What to do — Turn the data from the line containing "Where is each" up to and including the line containing "row-name: спорта (90, 123, 282, 151)" into a Markdown table with the columns Row and Line. Give each line its own numbered row, and leave out any blank lines.

(Annotated region listings)
+ + +

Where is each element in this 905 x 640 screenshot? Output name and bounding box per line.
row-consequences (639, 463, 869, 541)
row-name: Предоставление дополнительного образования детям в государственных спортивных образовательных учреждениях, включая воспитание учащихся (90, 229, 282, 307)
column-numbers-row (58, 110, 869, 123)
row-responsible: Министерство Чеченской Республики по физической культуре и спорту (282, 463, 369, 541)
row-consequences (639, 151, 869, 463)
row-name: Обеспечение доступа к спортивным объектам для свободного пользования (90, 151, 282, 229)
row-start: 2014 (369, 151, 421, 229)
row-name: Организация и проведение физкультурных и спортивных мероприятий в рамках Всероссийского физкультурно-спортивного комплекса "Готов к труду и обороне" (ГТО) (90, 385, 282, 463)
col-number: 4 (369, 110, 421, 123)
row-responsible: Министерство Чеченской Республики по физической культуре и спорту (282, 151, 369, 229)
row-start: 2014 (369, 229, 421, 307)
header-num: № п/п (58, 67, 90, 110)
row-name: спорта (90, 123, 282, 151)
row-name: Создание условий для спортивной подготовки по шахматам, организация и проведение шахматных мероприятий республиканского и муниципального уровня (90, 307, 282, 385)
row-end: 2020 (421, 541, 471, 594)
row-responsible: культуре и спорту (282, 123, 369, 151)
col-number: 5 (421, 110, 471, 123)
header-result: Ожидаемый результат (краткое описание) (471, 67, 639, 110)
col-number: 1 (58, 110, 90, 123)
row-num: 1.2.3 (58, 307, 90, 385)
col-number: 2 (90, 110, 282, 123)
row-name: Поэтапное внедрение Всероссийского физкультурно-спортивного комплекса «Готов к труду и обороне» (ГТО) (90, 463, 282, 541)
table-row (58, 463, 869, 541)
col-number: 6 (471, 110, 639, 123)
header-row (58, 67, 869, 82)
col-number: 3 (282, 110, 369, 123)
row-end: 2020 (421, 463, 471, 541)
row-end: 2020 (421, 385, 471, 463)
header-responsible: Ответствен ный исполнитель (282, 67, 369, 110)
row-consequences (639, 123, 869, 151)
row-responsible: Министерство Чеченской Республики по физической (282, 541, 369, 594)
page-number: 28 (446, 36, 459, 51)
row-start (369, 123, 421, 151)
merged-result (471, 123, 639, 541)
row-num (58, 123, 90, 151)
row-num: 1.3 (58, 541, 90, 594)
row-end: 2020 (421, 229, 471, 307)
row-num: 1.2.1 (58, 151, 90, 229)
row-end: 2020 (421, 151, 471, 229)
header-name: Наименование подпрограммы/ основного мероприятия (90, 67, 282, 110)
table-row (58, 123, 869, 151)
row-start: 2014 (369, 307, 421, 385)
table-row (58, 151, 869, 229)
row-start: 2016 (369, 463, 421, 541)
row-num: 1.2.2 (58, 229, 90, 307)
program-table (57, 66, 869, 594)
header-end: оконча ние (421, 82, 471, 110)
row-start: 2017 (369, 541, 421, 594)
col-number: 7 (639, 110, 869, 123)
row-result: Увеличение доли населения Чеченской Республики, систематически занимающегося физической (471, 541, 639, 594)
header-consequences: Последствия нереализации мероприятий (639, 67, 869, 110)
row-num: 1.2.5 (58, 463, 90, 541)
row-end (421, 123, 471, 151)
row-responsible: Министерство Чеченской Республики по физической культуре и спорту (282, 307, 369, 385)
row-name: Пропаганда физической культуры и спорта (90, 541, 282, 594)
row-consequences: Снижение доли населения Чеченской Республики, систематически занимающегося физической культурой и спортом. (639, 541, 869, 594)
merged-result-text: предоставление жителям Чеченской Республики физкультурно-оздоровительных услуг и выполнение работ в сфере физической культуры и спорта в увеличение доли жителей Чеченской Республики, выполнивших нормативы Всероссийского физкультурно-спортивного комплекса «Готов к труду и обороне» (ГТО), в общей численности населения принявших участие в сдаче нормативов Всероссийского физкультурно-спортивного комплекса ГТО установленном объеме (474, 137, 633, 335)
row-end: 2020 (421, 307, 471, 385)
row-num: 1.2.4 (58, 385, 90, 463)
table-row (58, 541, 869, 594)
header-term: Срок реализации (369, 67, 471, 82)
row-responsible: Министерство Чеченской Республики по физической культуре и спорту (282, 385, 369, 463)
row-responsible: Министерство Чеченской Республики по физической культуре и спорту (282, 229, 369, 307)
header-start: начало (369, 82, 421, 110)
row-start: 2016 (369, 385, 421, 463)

+ + +

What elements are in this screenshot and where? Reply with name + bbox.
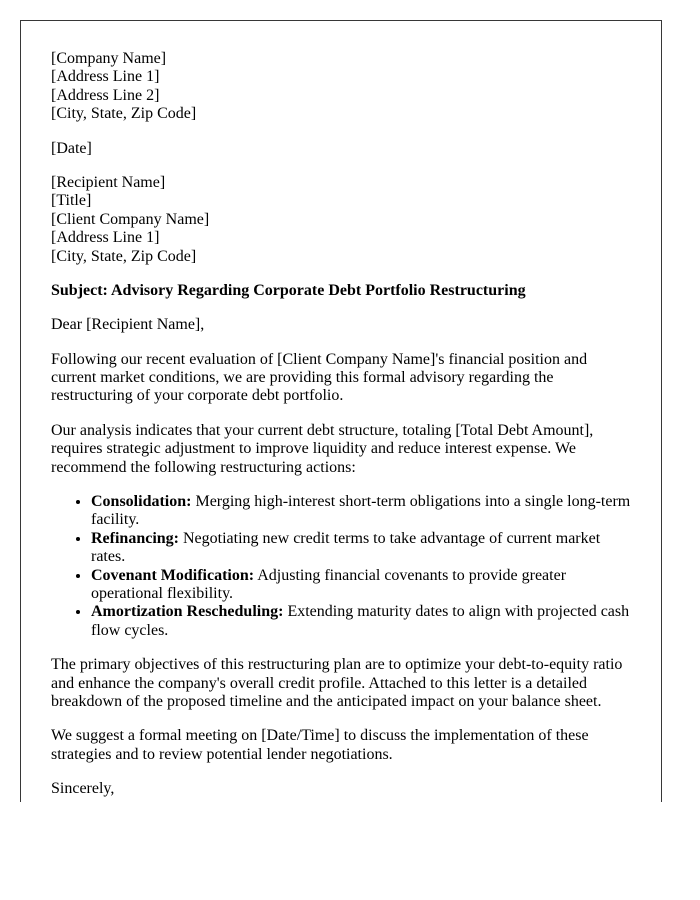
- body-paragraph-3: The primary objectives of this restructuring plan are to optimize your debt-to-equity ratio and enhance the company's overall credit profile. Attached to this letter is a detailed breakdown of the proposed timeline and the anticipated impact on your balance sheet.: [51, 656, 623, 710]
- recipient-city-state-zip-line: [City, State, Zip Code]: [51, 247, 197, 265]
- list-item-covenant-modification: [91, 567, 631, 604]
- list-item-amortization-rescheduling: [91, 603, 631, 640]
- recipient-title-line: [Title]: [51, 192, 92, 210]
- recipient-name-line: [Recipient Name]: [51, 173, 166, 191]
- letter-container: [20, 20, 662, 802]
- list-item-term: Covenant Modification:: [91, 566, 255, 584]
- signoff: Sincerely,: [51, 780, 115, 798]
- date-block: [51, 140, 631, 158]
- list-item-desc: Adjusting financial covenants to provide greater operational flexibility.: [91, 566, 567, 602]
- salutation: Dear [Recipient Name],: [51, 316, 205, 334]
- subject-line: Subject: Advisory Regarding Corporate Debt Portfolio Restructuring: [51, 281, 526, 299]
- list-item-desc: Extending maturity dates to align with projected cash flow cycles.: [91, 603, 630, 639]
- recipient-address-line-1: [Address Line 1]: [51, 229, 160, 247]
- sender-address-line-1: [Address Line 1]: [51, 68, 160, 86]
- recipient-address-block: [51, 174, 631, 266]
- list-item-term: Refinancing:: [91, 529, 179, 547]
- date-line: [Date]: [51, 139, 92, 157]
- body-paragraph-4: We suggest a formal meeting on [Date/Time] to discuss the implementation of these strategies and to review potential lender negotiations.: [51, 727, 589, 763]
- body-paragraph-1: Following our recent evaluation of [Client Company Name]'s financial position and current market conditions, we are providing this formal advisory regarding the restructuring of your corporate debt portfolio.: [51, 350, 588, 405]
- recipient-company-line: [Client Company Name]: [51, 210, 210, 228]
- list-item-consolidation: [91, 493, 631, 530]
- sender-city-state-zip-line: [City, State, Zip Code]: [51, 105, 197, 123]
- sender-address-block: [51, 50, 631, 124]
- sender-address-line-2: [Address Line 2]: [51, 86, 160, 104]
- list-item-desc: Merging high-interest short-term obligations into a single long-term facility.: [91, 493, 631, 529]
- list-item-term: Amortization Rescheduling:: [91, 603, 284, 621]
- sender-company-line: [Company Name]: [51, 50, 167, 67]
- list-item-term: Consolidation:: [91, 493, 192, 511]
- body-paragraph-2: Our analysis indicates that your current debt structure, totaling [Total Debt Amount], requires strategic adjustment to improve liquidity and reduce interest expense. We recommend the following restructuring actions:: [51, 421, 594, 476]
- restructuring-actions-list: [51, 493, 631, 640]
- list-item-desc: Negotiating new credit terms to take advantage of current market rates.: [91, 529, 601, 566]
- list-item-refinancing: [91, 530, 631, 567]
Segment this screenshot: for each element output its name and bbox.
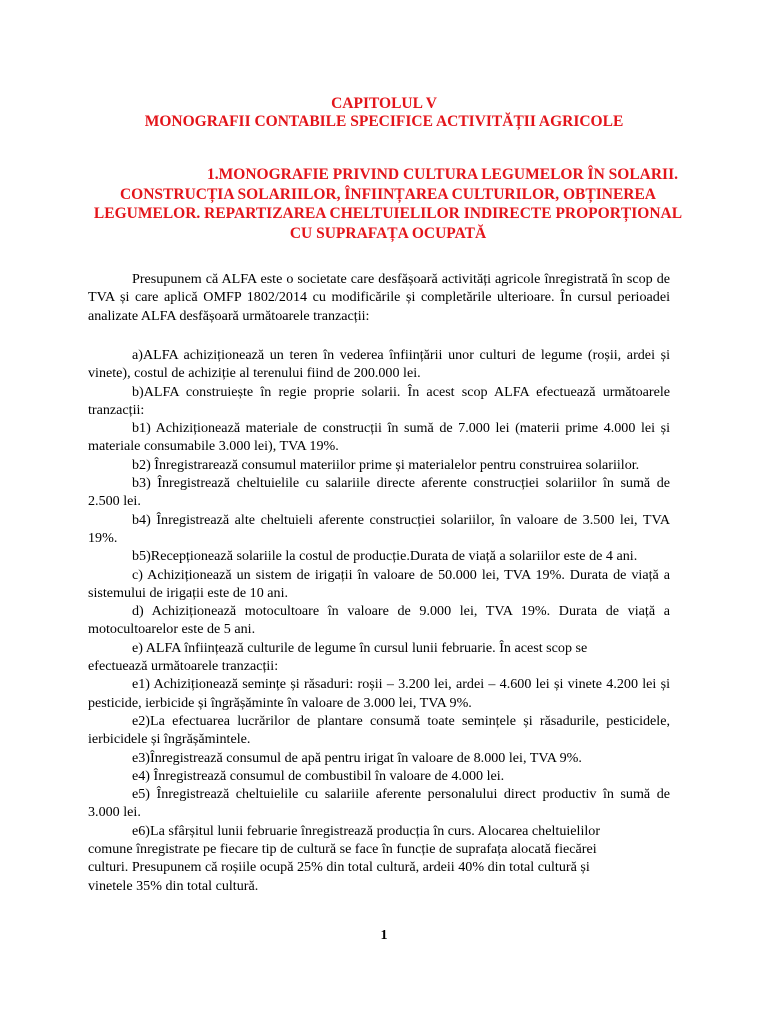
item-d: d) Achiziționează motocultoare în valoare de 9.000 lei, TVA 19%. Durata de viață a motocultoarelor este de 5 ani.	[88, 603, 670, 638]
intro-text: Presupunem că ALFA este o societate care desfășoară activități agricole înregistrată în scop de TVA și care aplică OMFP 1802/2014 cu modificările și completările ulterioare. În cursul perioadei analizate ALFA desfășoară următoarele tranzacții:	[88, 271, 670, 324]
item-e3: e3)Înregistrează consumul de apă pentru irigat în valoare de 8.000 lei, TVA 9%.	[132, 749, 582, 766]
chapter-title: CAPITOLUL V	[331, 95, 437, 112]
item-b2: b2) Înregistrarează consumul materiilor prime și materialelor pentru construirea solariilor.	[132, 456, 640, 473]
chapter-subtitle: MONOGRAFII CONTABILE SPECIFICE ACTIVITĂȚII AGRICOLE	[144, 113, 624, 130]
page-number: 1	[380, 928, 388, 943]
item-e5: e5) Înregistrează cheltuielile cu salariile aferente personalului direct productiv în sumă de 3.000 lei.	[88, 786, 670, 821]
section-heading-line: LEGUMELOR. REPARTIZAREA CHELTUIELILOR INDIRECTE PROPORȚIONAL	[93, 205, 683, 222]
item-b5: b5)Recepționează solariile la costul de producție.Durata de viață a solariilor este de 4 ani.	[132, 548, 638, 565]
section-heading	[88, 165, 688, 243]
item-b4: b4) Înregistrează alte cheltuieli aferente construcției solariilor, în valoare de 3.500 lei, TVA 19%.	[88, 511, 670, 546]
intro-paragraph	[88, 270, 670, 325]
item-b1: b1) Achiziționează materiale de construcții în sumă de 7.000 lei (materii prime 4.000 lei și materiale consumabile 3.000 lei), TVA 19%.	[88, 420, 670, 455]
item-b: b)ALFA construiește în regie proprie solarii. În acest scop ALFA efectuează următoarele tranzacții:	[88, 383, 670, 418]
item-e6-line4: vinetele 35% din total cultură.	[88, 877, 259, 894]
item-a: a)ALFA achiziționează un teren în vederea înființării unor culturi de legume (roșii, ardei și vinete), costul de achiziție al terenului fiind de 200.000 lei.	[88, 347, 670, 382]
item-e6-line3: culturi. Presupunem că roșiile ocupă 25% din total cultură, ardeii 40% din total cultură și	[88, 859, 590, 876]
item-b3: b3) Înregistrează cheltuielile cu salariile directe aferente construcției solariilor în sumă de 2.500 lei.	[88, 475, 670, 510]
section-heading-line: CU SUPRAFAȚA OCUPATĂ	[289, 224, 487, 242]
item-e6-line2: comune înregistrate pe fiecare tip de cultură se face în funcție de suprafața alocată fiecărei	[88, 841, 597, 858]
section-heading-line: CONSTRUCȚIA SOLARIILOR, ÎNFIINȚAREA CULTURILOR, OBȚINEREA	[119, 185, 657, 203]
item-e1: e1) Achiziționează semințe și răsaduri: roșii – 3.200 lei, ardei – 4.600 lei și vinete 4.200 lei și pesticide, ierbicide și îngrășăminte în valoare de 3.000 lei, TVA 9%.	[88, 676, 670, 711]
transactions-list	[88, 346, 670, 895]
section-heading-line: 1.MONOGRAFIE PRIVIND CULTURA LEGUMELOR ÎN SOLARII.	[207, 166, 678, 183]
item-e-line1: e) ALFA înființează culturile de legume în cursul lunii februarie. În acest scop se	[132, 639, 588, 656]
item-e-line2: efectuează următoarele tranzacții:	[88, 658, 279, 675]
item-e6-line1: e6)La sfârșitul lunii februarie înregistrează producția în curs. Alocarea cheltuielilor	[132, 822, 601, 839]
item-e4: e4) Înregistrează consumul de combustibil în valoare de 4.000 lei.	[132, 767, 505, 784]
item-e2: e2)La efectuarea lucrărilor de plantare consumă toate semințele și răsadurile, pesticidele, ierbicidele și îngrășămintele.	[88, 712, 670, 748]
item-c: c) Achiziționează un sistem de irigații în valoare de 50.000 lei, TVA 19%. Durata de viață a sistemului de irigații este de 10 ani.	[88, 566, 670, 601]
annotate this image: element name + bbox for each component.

+ + +

Solution for this problem —
| Row | Line |
|---|---|
| 1 | Where is each element in this 905 x 640 screenshot? Output name and bounding box per line. |
| 2 | row-consequences (639, 463, 869, 541) |
| 3 | row-name: Предоставление дополнительного образования детям в государственных спортивных образовательных учреждениях, включая воспитание учащихся (90, 229, 282, 307) |
| 4 | column-numbers-row (58, 110, 869, 123) |
| 5 | row-responsible: Министерство Чеченской Республики по физической культуре и спорту (282, 463, 369, 541) |
| 6 | row-consequences (639, 151, 869, 463) |
| 7 | row-name: Обеспечение доступа к спортивным объектам для свободного пользования (90, 151, 282, 229) |
| 8 | row-start: 2014 (369, 151, 421, 229) |
| 9 | row-name: Организация и проведение физкультурных и спортивных мероприятий в рамках Всероссийского физкультурно-спортивного комплекса "Готов к труду и обороне" (ГТО) (90, 385, 282, 463) |
| 10 | col-number: 4 (369, 110, 421, 123) |
| 11 | row-responsible: Министерство Чеченской Республики по физической культуре и спорту (282, 151, 369, 229) |
| 12 | row-start: 2014 (369, 229, 421, 307) |
| 13 | header-num: № п/п (58, 67, 90, 110) |
| 14 | row-name: спорта (90, 123, 282, 151) |